- [TASK DETAILS]:
Extract each line containing the string "name".

- [RECORDS SHOWN]:
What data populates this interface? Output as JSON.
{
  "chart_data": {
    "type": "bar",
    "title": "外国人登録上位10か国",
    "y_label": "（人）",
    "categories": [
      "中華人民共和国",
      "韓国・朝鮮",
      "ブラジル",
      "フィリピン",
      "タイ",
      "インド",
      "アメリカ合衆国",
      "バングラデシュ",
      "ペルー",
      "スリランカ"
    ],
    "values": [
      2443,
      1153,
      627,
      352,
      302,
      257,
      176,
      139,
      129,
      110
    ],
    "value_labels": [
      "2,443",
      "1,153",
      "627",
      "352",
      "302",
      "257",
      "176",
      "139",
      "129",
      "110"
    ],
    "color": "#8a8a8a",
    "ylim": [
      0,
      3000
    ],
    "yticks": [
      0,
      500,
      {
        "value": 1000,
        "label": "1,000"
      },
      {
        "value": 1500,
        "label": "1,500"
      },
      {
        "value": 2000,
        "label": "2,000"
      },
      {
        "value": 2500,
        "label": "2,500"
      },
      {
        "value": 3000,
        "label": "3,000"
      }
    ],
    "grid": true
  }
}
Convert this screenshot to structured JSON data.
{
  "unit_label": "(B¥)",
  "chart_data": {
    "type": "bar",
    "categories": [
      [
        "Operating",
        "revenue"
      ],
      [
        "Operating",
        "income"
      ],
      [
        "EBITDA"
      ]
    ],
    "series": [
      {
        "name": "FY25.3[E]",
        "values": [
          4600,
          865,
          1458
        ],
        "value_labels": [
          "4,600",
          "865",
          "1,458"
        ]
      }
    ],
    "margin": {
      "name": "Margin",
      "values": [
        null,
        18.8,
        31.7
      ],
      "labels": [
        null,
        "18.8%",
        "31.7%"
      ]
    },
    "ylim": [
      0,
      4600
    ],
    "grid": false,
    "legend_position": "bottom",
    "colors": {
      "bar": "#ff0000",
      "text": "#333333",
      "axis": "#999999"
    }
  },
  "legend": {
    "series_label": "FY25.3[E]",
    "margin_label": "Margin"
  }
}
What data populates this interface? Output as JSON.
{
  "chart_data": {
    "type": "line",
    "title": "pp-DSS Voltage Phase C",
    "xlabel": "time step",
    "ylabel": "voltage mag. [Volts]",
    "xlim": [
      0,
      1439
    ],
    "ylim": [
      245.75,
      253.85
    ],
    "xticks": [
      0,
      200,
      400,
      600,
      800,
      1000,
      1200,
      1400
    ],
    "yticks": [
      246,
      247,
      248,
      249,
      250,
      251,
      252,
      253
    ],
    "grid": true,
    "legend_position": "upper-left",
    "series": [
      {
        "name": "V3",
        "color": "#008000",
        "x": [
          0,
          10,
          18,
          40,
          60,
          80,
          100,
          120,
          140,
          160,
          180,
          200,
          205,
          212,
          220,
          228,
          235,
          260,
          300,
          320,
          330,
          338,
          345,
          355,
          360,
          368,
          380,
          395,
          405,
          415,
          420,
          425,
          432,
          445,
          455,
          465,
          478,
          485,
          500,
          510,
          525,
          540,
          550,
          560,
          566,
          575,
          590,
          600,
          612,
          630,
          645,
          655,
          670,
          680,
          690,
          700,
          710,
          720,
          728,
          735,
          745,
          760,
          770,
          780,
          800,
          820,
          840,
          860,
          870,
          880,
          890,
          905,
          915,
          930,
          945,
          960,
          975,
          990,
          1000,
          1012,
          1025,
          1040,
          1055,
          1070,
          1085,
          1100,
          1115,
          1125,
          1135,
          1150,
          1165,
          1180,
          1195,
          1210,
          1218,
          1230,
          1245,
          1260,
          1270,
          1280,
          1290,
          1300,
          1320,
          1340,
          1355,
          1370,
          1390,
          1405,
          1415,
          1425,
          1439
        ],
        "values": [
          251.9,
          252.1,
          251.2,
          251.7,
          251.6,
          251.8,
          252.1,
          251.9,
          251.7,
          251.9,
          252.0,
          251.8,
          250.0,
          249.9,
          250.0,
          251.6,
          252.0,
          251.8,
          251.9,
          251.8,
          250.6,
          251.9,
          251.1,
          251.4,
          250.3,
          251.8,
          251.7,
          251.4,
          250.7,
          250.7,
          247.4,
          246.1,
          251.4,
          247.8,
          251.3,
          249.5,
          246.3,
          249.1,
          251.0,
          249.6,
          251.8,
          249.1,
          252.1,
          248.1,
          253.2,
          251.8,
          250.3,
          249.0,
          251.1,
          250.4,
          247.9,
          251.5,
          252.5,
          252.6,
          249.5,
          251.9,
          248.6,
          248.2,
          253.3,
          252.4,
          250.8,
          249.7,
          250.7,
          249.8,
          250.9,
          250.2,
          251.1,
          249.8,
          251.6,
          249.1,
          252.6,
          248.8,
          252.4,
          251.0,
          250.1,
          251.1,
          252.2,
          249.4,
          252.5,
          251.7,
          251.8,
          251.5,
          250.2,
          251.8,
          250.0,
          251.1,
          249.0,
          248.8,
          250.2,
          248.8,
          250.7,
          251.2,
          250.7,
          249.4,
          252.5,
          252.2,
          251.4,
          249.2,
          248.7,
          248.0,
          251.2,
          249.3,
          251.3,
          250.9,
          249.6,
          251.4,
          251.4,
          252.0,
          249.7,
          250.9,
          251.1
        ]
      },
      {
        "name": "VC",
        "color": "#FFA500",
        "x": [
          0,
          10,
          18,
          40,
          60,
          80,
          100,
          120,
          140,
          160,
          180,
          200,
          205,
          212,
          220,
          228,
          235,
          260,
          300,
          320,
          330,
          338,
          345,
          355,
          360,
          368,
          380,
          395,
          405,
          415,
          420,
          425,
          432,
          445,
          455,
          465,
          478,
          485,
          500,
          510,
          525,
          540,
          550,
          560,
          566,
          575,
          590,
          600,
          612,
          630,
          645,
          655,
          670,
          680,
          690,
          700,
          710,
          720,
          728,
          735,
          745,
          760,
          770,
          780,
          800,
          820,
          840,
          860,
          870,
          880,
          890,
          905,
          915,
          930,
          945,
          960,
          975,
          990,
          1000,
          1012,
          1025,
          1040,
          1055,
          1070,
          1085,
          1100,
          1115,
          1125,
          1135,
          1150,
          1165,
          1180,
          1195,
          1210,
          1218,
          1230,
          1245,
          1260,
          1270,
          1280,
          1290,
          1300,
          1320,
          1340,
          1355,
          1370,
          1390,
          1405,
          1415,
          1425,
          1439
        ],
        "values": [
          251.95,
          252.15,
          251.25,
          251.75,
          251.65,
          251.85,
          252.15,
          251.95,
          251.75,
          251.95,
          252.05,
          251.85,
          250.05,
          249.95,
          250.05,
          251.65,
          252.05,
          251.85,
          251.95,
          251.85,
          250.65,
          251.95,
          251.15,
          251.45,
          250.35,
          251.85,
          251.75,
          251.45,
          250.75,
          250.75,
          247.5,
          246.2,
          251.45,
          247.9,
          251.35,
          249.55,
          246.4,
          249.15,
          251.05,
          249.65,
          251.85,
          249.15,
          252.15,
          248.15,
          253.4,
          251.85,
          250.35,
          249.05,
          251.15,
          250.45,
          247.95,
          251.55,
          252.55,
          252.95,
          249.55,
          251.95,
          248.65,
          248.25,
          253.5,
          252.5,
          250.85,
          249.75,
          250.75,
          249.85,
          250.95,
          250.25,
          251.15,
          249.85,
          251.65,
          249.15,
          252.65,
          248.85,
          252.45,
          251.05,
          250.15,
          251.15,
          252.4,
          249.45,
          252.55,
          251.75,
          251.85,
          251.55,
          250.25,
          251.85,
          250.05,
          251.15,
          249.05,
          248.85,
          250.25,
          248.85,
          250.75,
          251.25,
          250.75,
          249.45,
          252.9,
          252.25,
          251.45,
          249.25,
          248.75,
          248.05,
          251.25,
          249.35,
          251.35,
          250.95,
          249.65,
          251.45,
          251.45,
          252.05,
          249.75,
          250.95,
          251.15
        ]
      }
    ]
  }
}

- [SOLUTION TO THE EXERCISE]:
        "name": "FY25.3[E]",
      "name": "Margin",
        "name": "V3",
        "name": "VC",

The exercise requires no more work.